Print the complete set of entries exactly.

··········

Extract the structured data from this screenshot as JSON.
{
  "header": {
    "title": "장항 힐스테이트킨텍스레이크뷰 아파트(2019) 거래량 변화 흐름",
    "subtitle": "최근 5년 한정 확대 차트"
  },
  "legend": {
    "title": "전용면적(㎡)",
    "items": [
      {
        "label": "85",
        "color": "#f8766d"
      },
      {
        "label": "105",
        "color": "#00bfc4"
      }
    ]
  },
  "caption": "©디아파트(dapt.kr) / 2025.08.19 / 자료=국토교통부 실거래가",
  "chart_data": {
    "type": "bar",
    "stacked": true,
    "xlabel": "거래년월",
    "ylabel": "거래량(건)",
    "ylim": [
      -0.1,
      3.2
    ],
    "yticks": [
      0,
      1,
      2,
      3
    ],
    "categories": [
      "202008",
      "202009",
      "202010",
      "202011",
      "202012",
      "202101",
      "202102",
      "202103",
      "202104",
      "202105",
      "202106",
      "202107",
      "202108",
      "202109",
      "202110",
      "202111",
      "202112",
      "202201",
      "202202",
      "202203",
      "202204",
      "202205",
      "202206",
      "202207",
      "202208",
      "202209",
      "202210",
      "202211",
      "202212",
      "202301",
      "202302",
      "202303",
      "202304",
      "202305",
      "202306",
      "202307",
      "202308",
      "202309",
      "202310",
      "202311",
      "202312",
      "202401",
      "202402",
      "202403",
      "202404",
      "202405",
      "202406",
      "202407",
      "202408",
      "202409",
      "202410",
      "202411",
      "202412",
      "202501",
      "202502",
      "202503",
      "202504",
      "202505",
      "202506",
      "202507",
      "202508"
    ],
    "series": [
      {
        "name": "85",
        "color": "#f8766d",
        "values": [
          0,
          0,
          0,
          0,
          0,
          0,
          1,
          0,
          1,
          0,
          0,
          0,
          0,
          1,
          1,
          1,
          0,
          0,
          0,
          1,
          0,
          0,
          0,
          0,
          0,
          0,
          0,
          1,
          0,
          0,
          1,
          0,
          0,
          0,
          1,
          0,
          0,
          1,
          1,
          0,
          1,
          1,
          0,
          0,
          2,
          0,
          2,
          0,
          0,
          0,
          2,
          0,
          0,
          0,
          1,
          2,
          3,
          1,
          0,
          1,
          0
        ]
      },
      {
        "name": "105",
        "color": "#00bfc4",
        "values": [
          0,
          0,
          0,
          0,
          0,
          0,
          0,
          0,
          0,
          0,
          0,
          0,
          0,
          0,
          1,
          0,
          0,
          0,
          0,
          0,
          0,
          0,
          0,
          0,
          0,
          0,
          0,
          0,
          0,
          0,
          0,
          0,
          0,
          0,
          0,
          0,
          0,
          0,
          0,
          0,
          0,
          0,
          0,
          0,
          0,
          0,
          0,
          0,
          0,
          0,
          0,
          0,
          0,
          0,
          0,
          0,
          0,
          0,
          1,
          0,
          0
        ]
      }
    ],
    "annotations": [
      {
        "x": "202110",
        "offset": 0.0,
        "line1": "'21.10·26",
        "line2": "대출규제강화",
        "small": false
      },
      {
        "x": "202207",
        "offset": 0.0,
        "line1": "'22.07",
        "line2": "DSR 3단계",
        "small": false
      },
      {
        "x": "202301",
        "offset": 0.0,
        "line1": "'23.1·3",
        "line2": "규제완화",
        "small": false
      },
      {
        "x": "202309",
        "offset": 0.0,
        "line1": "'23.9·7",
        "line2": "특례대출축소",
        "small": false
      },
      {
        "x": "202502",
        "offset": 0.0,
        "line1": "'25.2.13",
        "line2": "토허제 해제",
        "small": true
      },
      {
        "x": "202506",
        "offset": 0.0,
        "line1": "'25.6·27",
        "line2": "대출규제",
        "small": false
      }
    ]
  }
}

··········

▶ [Answer in full]
Extract the structured data from this screenshot as JSON.
{
  "header": {
    "title": "장항 힐스테이트킨텍스레이크뷰 아파트(2019) 거래량 변화 흐름",
    "subtitle": "최근 5년 한정 확대 차트"
  },
  "legend": {
    "title": "전용면적(㎡)",
    "items": [
      {
        "label": "85",
        "color": "#f8766d"
      },
      {
        "label": "105",
        "color": "#00bfc4"
      }
    ]
  },
  "caption": "©디아파트(dapt.kr) / 2025.08.19 / 자료=국토교통부 실거래가",
  "chart_data": {
    "type": "bar",
    "stacked": true,
    "xlabel": "거래년월",
    "ylabel": "거래량(건)",
    "ylim": [
      -0.1,
      3.2
    ],
    "yticks": [
      0,
      1,
      2,
      3
    ],
    "categories": [
      "202008",
      "202009",
      "202010",
      "202011",
      "202012",
      "202101",
      "202102",
      "202103",
      "202104",
      "202105",
      "202106",
      "202107",
      "202108",
      "202109",
      "202110",
      "202111",
      "202112",
      "202201",
      "202202",
      "202203",
      "202204",
      "202205",
      "202206",
      "202207",
      "202208",
      "202209",
      "202210",
      "202211",
      "202212",
      "202301",
      "202302",
      "202303",
      "202304",
      "202305",
      "202306",
      "202307",
      "202308",
      "202309",
      "202310",
      "202311",
      "202312",
      "202401",
      "202402",
      "202403",
      "202404",
      "202405",
      "202406",
      "202407",
      "202408",
      "202409",
      "202410",
      "202411",
      "202412",
      "202501",
      "202502",
      "202503",
      "202504",
      "202505",
      "202506",
      "202507",
      "202508"
    ],
    "series": [
      {
        "name": "85",
        "color": "#f8766d",
        "values": [
          0,
          0,
          0,
          0,
          0,
          0,
          1,
          0,
          1,
          0,
          0,
          0,
          0,
          1,
          1,
          1,
          0,
          0,
          0,
          1,
          0,
          0,
          0,
          0,
          0,
          0,
          0,
          1,
          0,
          0,
          1,
          0,
          0,
          0,
          1,
          0,
          0,
          1,
          1,
          0,
          1,
          1,
          0,
          0,
          2,
          0,
          2,
          0,
          0,
          0,
          2,
          0,
          0,
          0,
          1,
          2,
          3,
          1,
          0,
          1,
          0
        ]
      },
      {
        "name": "105",
        "color": "#00bfc4",
        "values": [
          0,
          0,
          0,
          0,
          0,
          0,
          0,
          0,
          0,
          0,
          0,
          0,
          0,
          0,
          1,
          0,
          0,
          0,
          0,
          0,
          0,
          0,
          0,
          0,
          0,
          0,
          0,
          0,
          0,
          0,
          0,
          0,
          0,
          0,
          0,
          0,
          0,
          0,
          0,
          0,
          0,
          0,
          0,
          0,
          0,
          0,
          0,
          0,
          0,
          0,
          0,
          0,
          0,
          0,
          0,
          0,
          0,
          0,
          1,
          0,
          0
        ]
      }
    ],
    "annotations": [
      {
        "x": "202110",
        "offset": 0.0,
        "line1": "'21.10·26",
        "line2": "대출규제강화",
        "small": false
      },
      {
        "x": "202207",
        "offset": 0.0,
        "line1": "'22.07",
        "line2": "DSR 3단계",
        "small": false
      },
      {
        "x": "202301",
        "offset": 0.0,
        "line1": "'23.1·3",
        "line2": "규제완화",
        "small": false
      },
      {
        "x": "202309",
        "offset": 0.0,
        "line1": "'23.9·7",
        "line2": "특례대출축소",
        "small": false
      },
      {
        "x": "202502",
        "offset": 0.0,
        "line1": "'25.2.13",
        "line2": "토허제 해제",
        "small": true
      },
      {
        "x": "202506",
        "offset": 0.0,
        "line1": "'25.6·27",
        "line2": "대출규제",
        "small": false
      }
    ]
  }
}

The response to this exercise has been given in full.